■ **Given task**:
Quote each record exactly, please, leaving none out.

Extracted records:
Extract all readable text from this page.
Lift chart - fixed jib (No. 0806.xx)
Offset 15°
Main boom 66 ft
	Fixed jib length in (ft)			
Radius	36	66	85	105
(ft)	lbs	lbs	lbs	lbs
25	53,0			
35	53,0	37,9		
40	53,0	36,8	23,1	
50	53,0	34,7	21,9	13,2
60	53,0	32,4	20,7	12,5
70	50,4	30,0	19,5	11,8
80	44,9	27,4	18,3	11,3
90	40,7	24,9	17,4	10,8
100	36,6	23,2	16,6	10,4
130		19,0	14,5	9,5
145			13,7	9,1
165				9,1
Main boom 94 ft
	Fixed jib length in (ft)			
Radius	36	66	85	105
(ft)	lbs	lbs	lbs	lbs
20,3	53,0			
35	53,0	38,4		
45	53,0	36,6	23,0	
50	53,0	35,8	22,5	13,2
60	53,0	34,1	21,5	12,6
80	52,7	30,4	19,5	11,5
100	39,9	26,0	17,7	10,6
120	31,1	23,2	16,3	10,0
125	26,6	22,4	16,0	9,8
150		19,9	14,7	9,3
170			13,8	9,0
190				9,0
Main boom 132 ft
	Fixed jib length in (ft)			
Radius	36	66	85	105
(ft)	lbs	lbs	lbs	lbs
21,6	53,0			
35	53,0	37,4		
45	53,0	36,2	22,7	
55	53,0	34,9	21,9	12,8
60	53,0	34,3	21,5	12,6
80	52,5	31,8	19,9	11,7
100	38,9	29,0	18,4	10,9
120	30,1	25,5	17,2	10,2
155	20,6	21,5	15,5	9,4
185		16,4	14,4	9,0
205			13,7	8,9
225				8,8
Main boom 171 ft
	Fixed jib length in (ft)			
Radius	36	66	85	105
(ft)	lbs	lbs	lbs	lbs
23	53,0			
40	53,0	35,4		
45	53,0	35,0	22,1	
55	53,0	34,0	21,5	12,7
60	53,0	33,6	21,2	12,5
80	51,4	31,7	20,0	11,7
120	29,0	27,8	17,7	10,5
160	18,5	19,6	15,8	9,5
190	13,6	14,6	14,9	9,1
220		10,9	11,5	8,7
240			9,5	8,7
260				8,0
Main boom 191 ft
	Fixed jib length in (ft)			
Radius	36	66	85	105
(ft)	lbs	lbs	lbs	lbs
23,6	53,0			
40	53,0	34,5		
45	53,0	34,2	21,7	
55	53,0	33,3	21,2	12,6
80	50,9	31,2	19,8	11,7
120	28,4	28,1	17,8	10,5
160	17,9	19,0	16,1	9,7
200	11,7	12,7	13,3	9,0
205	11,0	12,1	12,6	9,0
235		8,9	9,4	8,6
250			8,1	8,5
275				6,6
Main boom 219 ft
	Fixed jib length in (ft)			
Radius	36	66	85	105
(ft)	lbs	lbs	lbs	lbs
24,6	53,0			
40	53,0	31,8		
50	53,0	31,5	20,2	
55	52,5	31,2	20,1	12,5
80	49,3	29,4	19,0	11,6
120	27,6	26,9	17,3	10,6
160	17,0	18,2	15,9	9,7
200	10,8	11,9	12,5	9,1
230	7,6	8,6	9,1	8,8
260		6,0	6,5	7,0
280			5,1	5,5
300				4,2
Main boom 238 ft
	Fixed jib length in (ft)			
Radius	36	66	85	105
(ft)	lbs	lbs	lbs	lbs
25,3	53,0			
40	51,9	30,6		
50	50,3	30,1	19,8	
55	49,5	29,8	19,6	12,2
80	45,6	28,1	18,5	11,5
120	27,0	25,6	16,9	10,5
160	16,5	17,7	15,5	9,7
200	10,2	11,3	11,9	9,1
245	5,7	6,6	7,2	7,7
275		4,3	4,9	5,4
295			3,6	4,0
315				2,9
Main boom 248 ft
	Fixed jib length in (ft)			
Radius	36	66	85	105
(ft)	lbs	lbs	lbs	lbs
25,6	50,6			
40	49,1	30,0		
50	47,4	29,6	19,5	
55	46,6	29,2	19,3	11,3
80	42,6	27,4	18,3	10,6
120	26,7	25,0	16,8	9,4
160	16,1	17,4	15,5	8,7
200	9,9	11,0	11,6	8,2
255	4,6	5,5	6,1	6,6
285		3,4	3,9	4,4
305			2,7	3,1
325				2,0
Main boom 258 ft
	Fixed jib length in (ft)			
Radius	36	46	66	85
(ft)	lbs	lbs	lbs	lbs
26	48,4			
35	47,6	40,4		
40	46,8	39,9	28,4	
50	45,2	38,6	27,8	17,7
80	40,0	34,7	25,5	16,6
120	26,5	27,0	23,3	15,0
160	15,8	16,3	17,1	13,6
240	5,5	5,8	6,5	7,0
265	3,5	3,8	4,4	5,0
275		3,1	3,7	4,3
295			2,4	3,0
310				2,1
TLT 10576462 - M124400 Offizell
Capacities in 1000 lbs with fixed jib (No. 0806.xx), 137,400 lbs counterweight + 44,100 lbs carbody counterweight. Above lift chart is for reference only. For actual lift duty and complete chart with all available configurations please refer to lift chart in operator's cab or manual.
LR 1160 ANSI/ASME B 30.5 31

■ **Task response**:
Extract all readable text from this page.
Lift chart - fixed jib (No. 0806.xx)
Offset 15°
Main boom 66 ft
	Fixed jib length in (ft)			
Radius	36	66	85	105
(ft)	lbs	lbs	lbs	lbs
25	53,0			
35	53,0	37,9		
40	53,0	36,8	23,1	
50	53,0	34,7	21,9	13,2
60	53,0	32,4	20,7	12,5
70	50,4	30,0	19,5	11,8
80	44,9	27,4	18,3	11,3
90	40,7	24,9	17,4	10,8
100	36,6	23,2	16,6	10,4
130		19,0	14,5	9,5
145			13,7	9,1
165				9,1
Main boom 94 ft
	Fixed jib length in (ft)			
Radius	36	66	85	105
(ft)	lbs	lbs	lbs	lbs
20,3	53,0			
35	53,0	38,4		
45	53,0	36,6	23,0	
50	53,0	35,8	22,5	13,2
60	53,0	34,1	21,5	12,6
80	52,7	30,4	19,5	11,5
100	39,9	26,0	17,7	10,6
120	31,1	23,2	16,3	10,0
125	26,6	22,4	16,0	9,8
150		19,9	14,7	9,3
170			13,8	9,0
190				9,0
Main boom 132 ft
	Fixed jib length in (ft)			
Radius	36	66	85	105
(ft)	lbs	lbs	lbs	lbs
21,6	53,0			
35	53,0	37,4		
45	53,0	36,2	22,7	
55	53,0	34,9	21,9	12,8
60	53,0	34,3	21,5	12,6
80	52,5	31,8	19,9	11,7
100	38,9	29,0	18,4	10,9
120	30,1	25,5	17,2	10,2
155	20,6	21,5	15,5	9,4
185		16,4	14,4	9,0
205			13,7	8,9
225				8,8
Main boom 171 ft
	Fixed jib length in (ft)			
Radius	36	66	85	105
(ft)	lbs	lbs	lbs	lbs
23	53,0			
40	53,0	35,4		
45	53,0	35,0	22,1	
55	53,0	34,0	21,5	12,7
60	53,0	33,6	21,2	12,5
80	51,4	31,7	20,0	11,7
120	29,0	27,8	17,7	10,5
160	18,5	19,6	15,8	9,5
190	13,6	14,6	14,9	9,1
220		10,9	11,5	8,7
240			9,5	8,7
260				8,0
Main boom 191 ft
	Fixed jib length in (ft)			
Radius	36	66	85	105
(ft)	lbs	lbs	lbs	lbs
23,6	53,0			
40	53,0	34,5		
45	53,0	34,2	21,7	
55	53,0	33,3	21,2	12,6
80	50,9	31,2	19,8	11,7
120	28,4	28,1	17,8	10,5
160	17,9	19,0	16,1	9,7
200	11,7	12,7	13,3	9,0
205	11,0	12,1	12,6	9,0
235		8,9	9,4	8,6
250			8,1	8,5
275				6,6
Main boom 219 ft
	Fixed jib length in (ft)			
Radius	36	66	85	105
(ft)	lbs	lbs	lbs	lbs
24,6	53,0			
40	53,0	31,8		
50	53,0	31,5	20,2	
55	52,5	31,2	20,1	12,5
80	49,3	29,4	19,0	11,6
120	27,6	26,9	17,3	10,6
160	17,0	18,2	15,9	9,7
200	10,8	11,9	12,5	9,1
230	7,6	8,6	9,1	8,8
260		6,0	6,5	7,0
280			5,1	5,5
300				4,2
Main boom 238 ft
	Fixed jib length in (ft)			
Radius	36	66	85	105
(ft)	lbs	lbs	lbs	lbs
25,3	53,0			
40	51,9	30,6		
50	50,3	30,1	19,8	
55	49,5	29,8	19,6	12,2
80	45,6	28,1	18,5	11,5
120	27,0	25,6	16,9	10,5
160	16,5	17,7	15,5	9,7
200	10,2	11,3	11,9	9,1
245	5,7	6,6	7,2	7,7
275		4,3	4,9	5,4
295			3,6	4,0
315				2,9
Main boom 248 ft
	Fixed jib length in (ft)			
Radius	36	66	85	105
(ft)	lbs	lbs	lbs	lbs
25,6	50,6			
40	49,1	30,0		
50	47,4	29,6	19,5	
55	46,6	29,2	19,3	11,3
80	42,6	27,4	18,3	10,6
120	26,7	25,0	16,8	9,4
160	16,1	17,4	15,5	8,7
200	9,9	11,0	11,6	8,2
255	4,6	5,5	6,1	6,6
285		3,4	3,9	4,4
305			2,7	3,1
325				2,0
Main boom 258 ft
	Fixed jib length in (ft)			
Radius	36	46	66	85
(ft)	lbs	lbs	lbs	lbs
26	48,4			
35	47,6	40,4		
40	46,8	39,9	28,4	
50	45,2	38,6	27,8	17,7
80	40,0	34,7	25,5	16,6
120	26,5	27,0	23,3	15,0
160	15,8	16,3	17,1	13,6
240	5,5	5,8	6,5	7,0
265	3,5	3,8	4,4	5,0
275		3,1	3,7	4,3
295			2,4	3,0
310				2,1
TLT 10576462 - M124400 Offizell
Capacities in 1000 lbs with fixed jib (No. 0806.xx), 137,400 lbs counterweight + 44,100 lbs carbody counterweight. Above lift chart is for reference only. For actual lift duty and complete chart with all available configurations please refer to lift chart in operator's cab or manual.
LR 1160 ANSI/ASME B 30.5 31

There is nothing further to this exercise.